_What to produce_
Copy out all lines with the word "Hall" in them.

(Dataset entries)

## BEGIN

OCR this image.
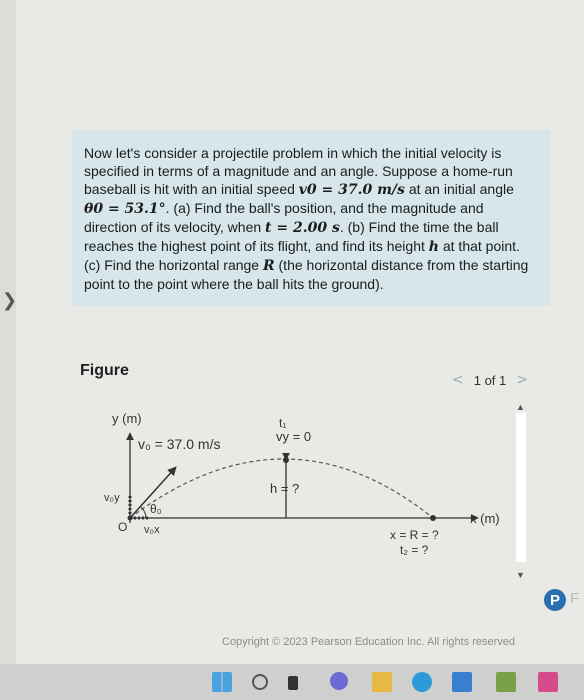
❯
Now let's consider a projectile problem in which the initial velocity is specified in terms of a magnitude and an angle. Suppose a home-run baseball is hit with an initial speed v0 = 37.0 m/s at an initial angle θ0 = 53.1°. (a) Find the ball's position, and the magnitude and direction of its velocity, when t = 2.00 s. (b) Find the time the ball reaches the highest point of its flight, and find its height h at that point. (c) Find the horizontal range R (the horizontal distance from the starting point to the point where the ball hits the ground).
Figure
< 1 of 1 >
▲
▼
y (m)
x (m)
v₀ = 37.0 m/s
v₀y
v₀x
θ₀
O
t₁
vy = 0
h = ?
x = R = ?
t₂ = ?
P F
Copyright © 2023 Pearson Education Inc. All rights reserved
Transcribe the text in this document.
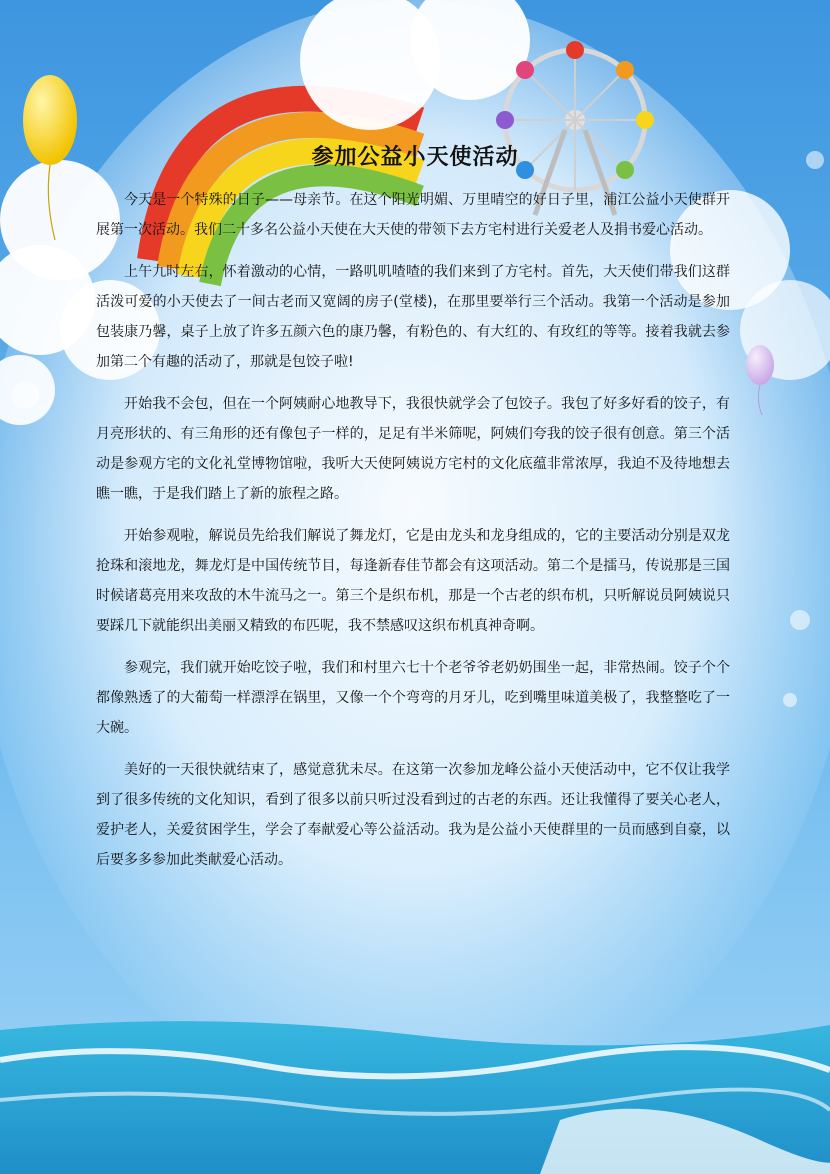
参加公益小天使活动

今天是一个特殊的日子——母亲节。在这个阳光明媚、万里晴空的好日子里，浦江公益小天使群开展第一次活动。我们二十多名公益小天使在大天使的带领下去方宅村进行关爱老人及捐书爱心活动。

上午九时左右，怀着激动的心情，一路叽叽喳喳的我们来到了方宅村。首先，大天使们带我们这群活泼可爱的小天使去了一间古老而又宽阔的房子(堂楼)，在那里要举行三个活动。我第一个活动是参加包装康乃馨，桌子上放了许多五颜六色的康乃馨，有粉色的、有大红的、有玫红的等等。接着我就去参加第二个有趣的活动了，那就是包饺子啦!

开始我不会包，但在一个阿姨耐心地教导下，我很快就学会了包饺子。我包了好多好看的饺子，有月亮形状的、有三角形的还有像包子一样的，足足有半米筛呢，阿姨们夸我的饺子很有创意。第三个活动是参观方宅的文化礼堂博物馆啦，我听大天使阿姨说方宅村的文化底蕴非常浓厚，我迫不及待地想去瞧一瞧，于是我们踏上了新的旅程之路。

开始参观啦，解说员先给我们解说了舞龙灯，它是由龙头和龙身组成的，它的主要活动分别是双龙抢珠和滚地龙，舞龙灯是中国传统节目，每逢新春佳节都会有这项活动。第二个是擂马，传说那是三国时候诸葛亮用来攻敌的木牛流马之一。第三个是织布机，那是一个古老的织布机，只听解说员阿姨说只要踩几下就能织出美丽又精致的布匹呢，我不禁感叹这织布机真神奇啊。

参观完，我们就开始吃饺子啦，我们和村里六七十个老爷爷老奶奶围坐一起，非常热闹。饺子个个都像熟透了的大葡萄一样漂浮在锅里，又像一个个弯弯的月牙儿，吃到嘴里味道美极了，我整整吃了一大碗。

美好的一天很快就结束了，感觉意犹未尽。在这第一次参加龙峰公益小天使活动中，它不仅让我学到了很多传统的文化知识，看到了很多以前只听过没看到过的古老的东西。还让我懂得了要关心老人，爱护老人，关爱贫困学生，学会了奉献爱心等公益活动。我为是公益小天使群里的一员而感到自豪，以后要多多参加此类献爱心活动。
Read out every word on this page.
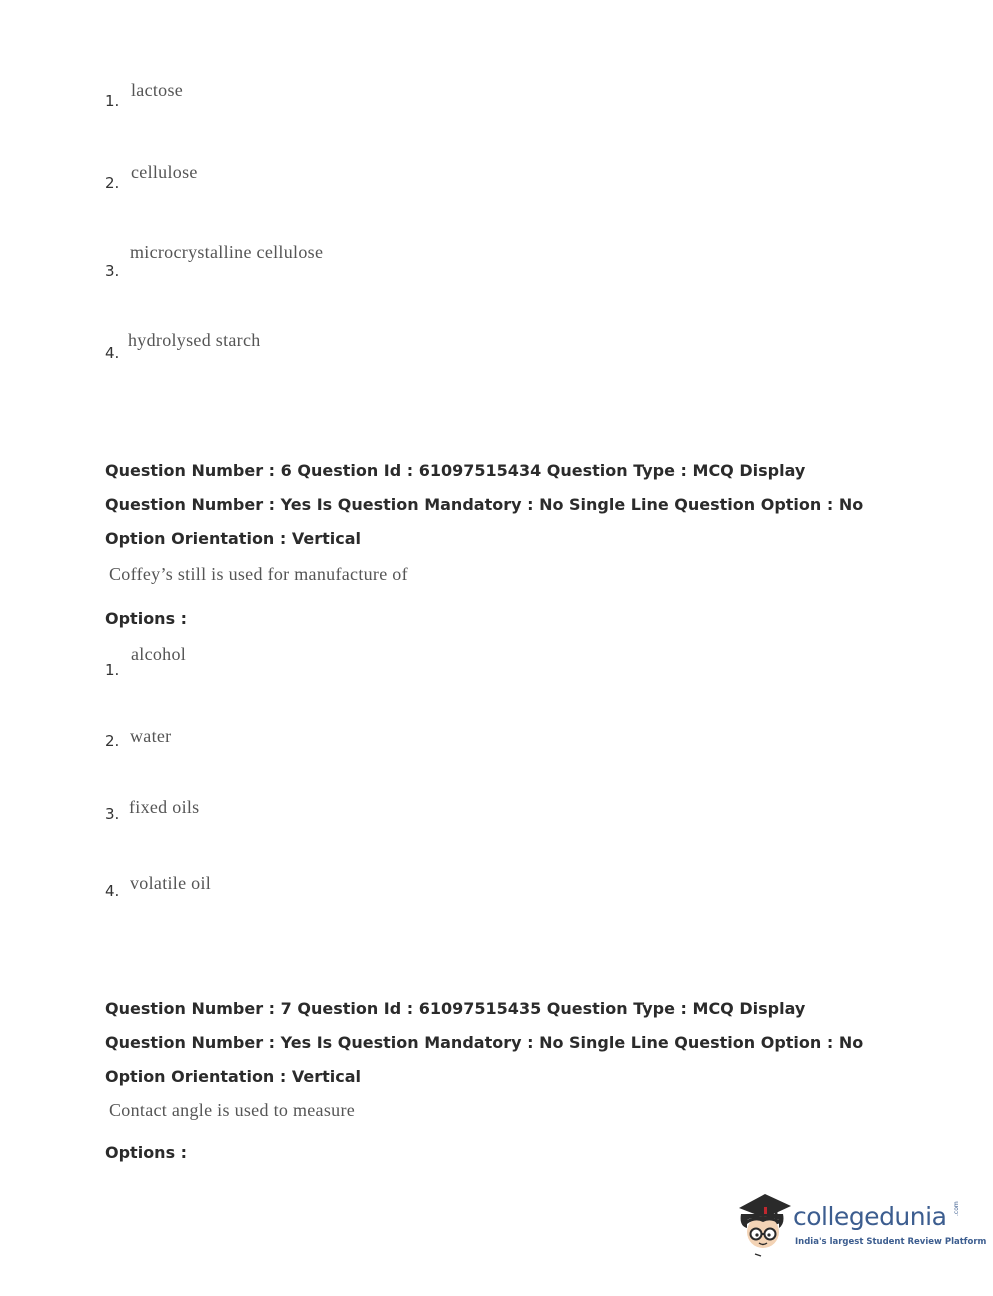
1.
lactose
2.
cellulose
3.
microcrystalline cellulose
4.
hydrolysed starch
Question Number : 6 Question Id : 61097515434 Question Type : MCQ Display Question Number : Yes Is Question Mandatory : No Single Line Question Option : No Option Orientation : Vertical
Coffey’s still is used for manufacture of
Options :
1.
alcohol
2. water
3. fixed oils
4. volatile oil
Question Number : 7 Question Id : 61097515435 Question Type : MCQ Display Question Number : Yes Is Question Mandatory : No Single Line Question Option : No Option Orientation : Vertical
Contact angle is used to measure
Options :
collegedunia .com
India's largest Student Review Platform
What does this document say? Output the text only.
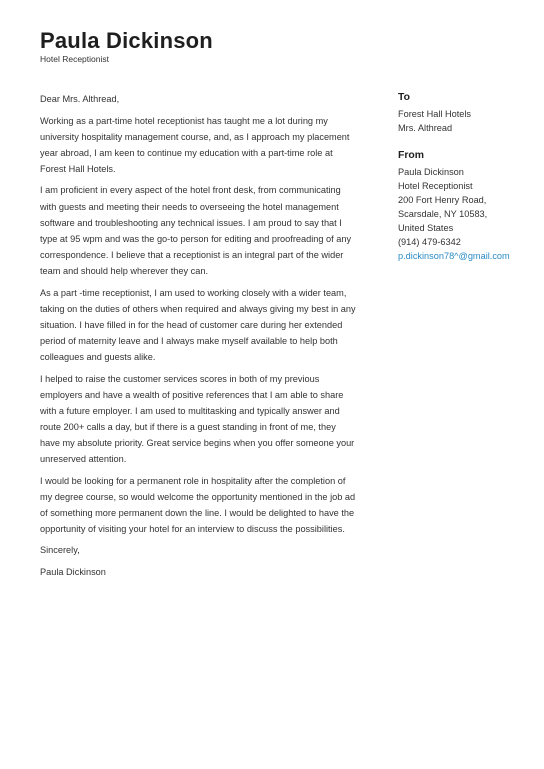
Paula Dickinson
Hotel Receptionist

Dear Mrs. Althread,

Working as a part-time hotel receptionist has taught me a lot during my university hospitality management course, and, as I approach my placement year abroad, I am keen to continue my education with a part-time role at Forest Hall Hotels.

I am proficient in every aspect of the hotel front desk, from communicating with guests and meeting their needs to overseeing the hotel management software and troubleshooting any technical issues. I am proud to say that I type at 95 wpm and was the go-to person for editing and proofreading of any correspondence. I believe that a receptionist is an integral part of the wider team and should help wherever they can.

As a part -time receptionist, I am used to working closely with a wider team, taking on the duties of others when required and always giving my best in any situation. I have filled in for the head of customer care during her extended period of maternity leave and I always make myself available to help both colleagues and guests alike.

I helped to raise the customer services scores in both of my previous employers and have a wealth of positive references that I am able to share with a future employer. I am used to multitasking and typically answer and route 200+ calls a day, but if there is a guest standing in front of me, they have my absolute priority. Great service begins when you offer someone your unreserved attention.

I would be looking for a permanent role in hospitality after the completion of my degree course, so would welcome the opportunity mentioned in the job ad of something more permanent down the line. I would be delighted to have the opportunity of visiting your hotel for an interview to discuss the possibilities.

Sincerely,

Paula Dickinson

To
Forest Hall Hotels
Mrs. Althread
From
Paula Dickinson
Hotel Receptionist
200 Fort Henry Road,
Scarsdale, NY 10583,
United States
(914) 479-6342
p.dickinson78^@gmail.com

## END

_Result for this exercise_
Working as a part-time hotel receptionist has taught me a lot during my university hospitality management course, and, as I approach my placement year abroad, I am keen to continue my education with a part-time role at Forest Hall Hotels.
Forest Hall Hotels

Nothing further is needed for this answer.